Do this:
Find each line with the string "chassis" and copy it.

Items from a dataset
■ ■ ■ ■ ■

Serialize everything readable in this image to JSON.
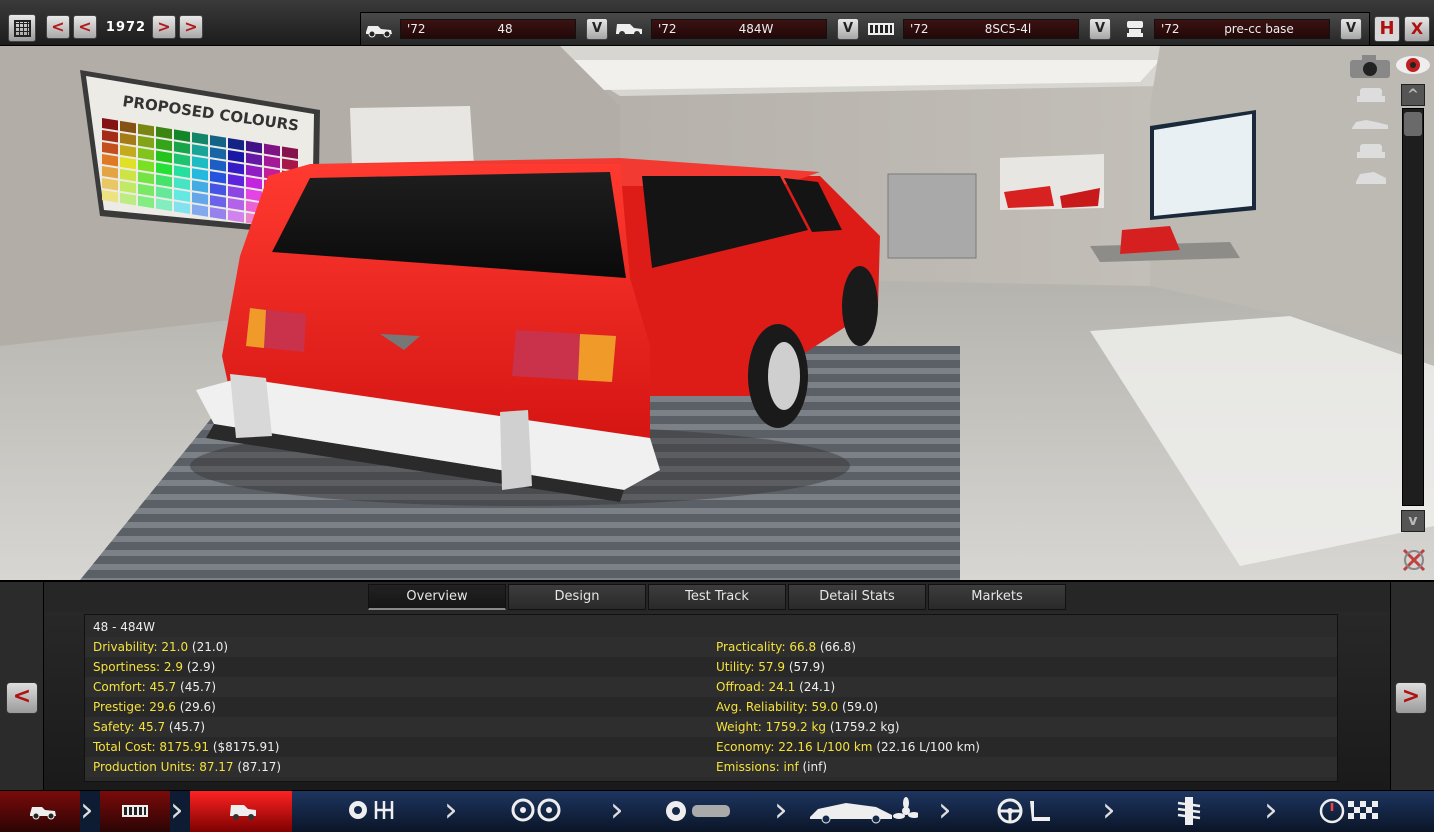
{
  "topbar": {
    "year": "1972",
    "prev_decade": "<",
    "prev_year": "<",
    "next_year": ">",
    "next_decade": ">",
    "slots": [
      {
        "icon": "chassis-icon",
        "year": "'72",
        "name": "48",
        "dropdown": "V"
      },
      {
        "icon": "car-body-icon",
        "year": "'72",
        "name": "484W",
        "dropdown": "V"
      },
      {
        "icon": "engine-block-icon",
        "year": "'72",
        "name": "8SC5-4l",
        "dropdown": "V"
      },
      {
        "icon": "piston-icon",
        "year": "'72",
        "name": "pre-cc base",
        "dropdown": "V"
      }
    ],
    "save": "H",
    "close": "X"
  },
  "scene": {
    "poster_title": "PROPOSED COLOURS",
    "car_color": "#e8211f"
  },
  "view_controls": {
    "scroll_up": "^",
    "scroll_down": "v"
  },
  "tabs": [
    "Overview",
    "Design",
    "Test Track",
    "Detail Stats",
    "Markets"
  ],
  "active_tab": "Overview",
  "overview": {
    "title": "48 - 484W",
    "left": [
      {
        "label": "Drivability: 21.0",
        "prev": "(21.0)"
      },
      {
        "label": "Sportiness: 2.9",
        "prev": "(2.9)"
      },
      {
        "label": "Comfort: 45.7",
        "prev": "(45.7)"
      },
      {
        "label": "Prestige: 29.6",
        "prev": "(29.6)"
      },
      {
        "label": "Safety: 45.7",
        "prev": "(45.7)"
      },
      {
        "label": "Total Cost: 8175.91",
        "prev": "($8175.91)"
      },
      {
        "label": "Production Units: 87.17",
        "prev": "(87.17)"
      }
    ],
    "right": [
      {
        "label": "Practicality: 66.8",
        "prev": "(66.8)"
      },
      {
        "label": "Utility: 57.9",
        "prev": "(57.9)"
      },
      {
        "label": "Offroad: 24.1",
        "prev": "(24.1)"
      },
      {
        "label": "Avg. Reliability: 59.0",
        "prev": "(59.0)"
      },
      {
        "label": "Weight: 1759.2 kg",
        "prev": "(1759.2 kg)"
      },
      {
        "label": "Economy: 22.16 L/100 km",
        "prev": "(22.16 L/100 km)"
      },
      {
        "label": "Emissions: inf",
        "prev": "(inf)"
      }
    ]
  },
  "panel_nav": {
    "prev": "<",
    "next": ">"
  },
  "bottom_nav": [
    {
      "name": "chassis",
      "icon": "chassis-icon",
      "active": false
    },
    {
      "name": "engine",
      "icon": "engine-block-icon",
      "active": false
    },
    {
      "name": "body",
      "icon": "car-body-icon",
      "active": true
    },
    {
      "name": "gearbox",
      "icon": "gear-icon",
      "active": false
    },
    {
      "name": "wheels",
      "icon": "wheel-icon",
      "active": false
    },
    {
      "name": "aero",
      "icon": "aero-car-icon",
      "active": false
    },
    {
      "name": "interior",
      "icon": "steering-wheel-icon",
      "active": false
    },
    {
      "name": "suspension",
      "icon": "shock-absorber-icon",
      "active": false
    },
    {
      "name": "testing",
      "icon": "gauge-checker-icon",
      "active": false
    }
  ]
}
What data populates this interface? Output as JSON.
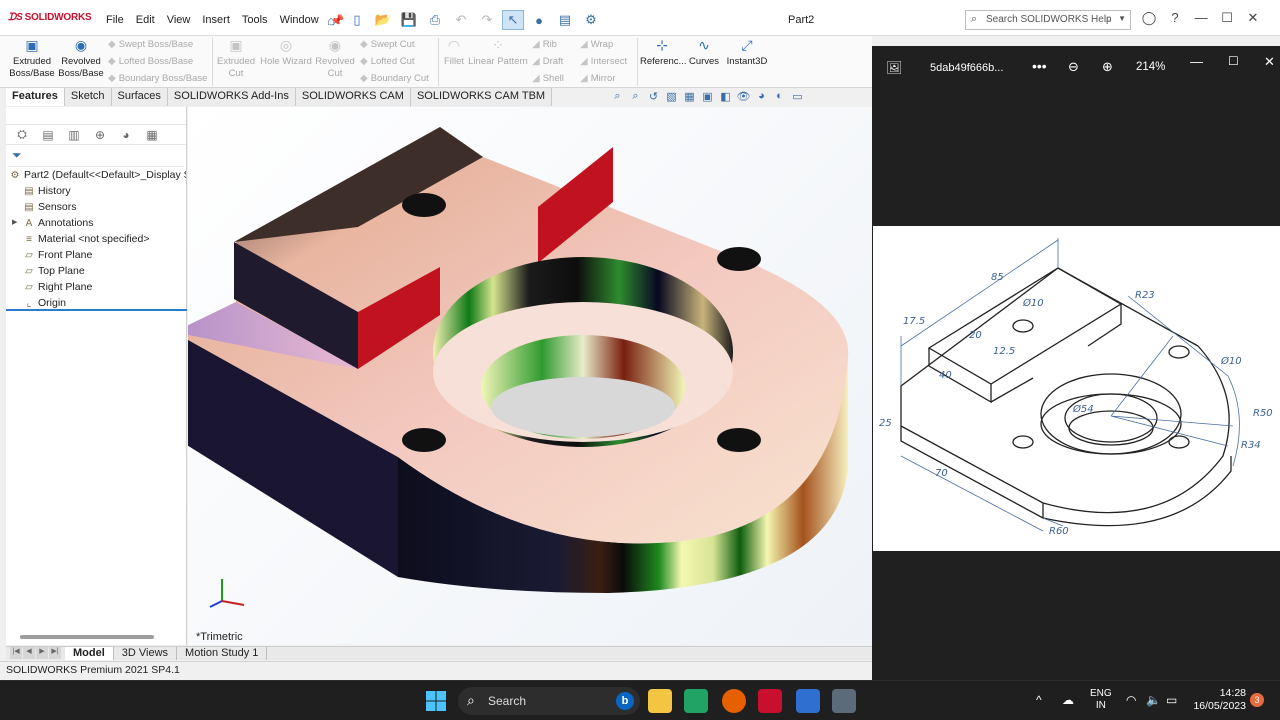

■ ■ ■ ■ ■

Correct response:
        "icon": "chassis-icon",
      "name": "chassis",
      "icon": "chassis-icon",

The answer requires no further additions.